
   E nel frattempo i mezzi di comunicazione sono cambiati.

   Ma anche la politica è cambiata.

   E ciò ha influenzato la gente, e di parecchio.

   Un tempo, le elezioni erano un appuntamento atteso. C’era il dibattito tra le persone anche dentro un bar. C’era il culto della libera opinione. Ci si avversava, ma alla fine si sapeva che era il voto a fare la differenza. Nel bene e nel male.

   Oggi il voto passa attraverso i social. Ognuno si fa la sua paginetta Facebook, il suo profilo Facebook, su Twitter (per chi lo sa usare), e su Instagram (per chi lo sa usare). C’è anche chi si fa il canale YouTube personalizzato (molto utile a dire il vero). Tutti hanno il sito internet personalizzato.

   Ma tutti, più o meno, ti chiedono l’amicizia su Facebook o di mettere Mi Piace alle loro paginette elettorali.

   I candidati passano al virtuale e alla stupida legge del gradimento.

   Metti mi piace così sei figo anche tu.

   Ma se provi a criticare, allora non va bene.

   Certo, la critica va saputa scrivere. Non tutti possono criticare. Ma nella democrazia, quella che tutti predicano, è ipocrita chiudere la bocca.

   Siamo in una società strana.

   Oggi viviamo un eccesso di democrazia come non era mai avvenuto negli anni precedenti. Usiamo la parola con il commento. Scriviamo come parliamo. E veniamo fraintesi. E invece di essere noi stessi, facciamo in modo di piacerci. Oppure ci offendiamo, perché ognuno di noi pensa, sbagliando, di dover piacere per forza a tutti. E censuriamo se c’è qualcosa che non ci piace.

   Siamo dentro il mondo virtuale, dimenticandoci che il vero dialogo si fa fuori il PC.

   Non ci rendiamo conto, ma nel calderone Facebook ci mostriamo come tifosi e basta. Un eterno sfottò contro l’avversario. E ci scandalizziamo quando determinati comportamenti escono. Nei social diamo peso all’istinto, e non alla ragione. Anzi, se c’è qualcuno di più intelligente (e ragionevole) lo allontaniamo. Lo definiamo pesante. Non mette in foto le vrasciole (carne macinata fritta e impanata, secondo la classica ricetta crotonese, che in ogni famiglia è cucinata con i propri usi e tradizioni), perciò non è uno di noi. Salvo poi, magari, fare un passo indietro e fermarsi un po’ a osservarne i contenuti.

   Già, i contenuti. Quelli che fanno la differenza. Contenuto. Una parola troppo pesantuccia da capire oggi. Meglio la leggerezza. Tutto deve essere leggero. Guai a parlare di profondità. Guai a parlare di differenza. Qui devi essere figo e positivo. Sei su Facebook.

▶ [DATI GREZZI]:
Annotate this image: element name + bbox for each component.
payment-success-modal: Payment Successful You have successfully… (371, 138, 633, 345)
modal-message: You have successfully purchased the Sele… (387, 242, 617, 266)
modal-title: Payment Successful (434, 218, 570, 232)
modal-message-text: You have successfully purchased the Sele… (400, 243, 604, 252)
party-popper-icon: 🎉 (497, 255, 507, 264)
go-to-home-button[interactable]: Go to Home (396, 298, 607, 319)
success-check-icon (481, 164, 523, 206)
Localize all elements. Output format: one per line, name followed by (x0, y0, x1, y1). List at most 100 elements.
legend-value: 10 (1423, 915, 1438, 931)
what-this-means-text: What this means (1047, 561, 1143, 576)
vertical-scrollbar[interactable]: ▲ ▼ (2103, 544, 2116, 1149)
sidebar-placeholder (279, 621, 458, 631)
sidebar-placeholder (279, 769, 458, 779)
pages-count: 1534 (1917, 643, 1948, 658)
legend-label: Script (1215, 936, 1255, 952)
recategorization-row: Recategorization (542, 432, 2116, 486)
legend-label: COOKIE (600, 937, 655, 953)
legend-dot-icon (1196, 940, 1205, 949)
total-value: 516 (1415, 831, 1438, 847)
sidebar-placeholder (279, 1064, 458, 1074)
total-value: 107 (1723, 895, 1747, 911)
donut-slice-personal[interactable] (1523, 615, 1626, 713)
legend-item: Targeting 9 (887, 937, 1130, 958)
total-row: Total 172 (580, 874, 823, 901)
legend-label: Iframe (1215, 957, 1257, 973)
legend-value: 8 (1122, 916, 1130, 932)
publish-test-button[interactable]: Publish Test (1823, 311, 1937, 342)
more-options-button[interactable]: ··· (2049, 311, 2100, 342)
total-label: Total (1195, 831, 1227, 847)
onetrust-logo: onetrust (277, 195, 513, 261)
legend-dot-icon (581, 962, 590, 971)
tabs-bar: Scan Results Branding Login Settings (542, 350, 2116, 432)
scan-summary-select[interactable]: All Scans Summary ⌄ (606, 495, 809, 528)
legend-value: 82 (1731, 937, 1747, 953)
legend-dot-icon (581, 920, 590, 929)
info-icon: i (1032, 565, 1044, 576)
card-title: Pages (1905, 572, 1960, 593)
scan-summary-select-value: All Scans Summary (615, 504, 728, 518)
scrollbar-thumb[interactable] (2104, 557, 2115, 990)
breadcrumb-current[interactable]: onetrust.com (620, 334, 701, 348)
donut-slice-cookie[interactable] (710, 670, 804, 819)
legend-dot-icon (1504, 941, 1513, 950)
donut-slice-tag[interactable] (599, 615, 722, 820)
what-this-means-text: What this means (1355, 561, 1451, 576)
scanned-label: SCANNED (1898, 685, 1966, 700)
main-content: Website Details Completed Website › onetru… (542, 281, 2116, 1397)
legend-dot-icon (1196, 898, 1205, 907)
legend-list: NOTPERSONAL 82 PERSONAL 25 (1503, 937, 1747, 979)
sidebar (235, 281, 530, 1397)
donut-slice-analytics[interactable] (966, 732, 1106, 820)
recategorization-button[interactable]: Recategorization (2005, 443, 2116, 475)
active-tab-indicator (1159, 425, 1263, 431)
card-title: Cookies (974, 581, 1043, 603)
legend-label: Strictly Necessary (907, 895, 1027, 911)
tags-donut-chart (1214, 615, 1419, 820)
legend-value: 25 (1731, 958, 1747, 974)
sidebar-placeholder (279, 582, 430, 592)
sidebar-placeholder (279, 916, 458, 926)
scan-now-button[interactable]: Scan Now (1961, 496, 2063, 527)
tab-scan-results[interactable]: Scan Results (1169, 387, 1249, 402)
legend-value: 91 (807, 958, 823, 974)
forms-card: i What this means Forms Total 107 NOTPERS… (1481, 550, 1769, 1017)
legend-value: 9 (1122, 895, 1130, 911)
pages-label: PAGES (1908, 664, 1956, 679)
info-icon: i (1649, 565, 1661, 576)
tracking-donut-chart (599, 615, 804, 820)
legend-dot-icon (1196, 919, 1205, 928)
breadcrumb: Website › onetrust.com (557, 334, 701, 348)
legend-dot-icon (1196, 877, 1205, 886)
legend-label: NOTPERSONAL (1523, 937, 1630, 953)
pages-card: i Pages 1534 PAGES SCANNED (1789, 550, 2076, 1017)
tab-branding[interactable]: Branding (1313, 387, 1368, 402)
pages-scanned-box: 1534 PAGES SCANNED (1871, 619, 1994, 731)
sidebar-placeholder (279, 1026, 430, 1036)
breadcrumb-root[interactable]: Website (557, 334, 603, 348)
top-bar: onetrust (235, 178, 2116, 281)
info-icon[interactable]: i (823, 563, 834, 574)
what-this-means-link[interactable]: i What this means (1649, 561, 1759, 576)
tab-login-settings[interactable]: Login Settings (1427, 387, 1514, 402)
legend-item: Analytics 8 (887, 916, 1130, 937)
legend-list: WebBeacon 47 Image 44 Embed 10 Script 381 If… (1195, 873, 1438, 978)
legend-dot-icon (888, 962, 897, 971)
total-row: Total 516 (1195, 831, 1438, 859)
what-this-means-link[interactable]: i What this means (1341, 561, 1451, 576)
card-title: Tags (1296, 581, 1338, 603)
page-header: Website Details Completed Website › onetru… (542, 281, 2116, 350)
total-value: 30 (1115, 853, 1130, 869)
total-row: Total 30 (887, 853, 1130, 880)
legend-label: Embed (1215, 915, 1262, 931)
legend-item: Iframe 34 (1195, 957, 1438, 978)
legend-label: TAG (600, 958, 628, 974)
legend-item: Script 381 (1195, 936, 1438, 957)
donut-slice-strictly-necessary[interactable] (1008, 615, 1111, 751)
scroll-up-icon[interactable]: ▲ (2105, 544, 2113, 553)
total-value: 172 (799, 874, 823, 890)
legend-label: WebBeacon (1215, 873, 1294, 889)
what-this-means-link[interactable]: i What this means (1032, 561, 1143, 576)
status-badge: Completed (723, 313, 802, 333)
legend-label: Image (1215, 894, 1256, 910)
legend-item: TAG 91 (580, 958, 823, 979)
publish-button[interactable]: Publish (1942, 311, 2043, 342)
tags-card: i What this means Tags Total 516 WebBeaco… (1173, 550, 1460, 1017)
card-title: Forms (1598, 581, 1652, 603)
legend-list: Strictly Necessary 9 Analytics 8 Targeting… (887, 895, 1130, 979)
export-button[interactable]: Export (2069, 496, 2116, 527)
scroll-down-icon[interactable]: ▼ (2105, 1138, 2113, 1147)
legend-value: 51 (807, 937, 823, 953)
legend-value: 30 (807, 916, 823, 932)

▶ [IL TUO COMPITO]: Riporta parola per parola la parte del brano che comincia con "Oggi il voto" e prosegue fino a "sito internet personalizzato.".

▶ [SOLUZIONE]:
Oggi il voto passa attraverso i social. Ognuno si fa la sua paginetta Facebook, il suo profilo Facebook, su Twitter (per chi lo sa usare), e su Instagram (per chi lo sa usare). C’è anche chi si fa il canale YouTube personalizzato (molto utile a dire il vero). Tutti hanno il sito internet personalizzato.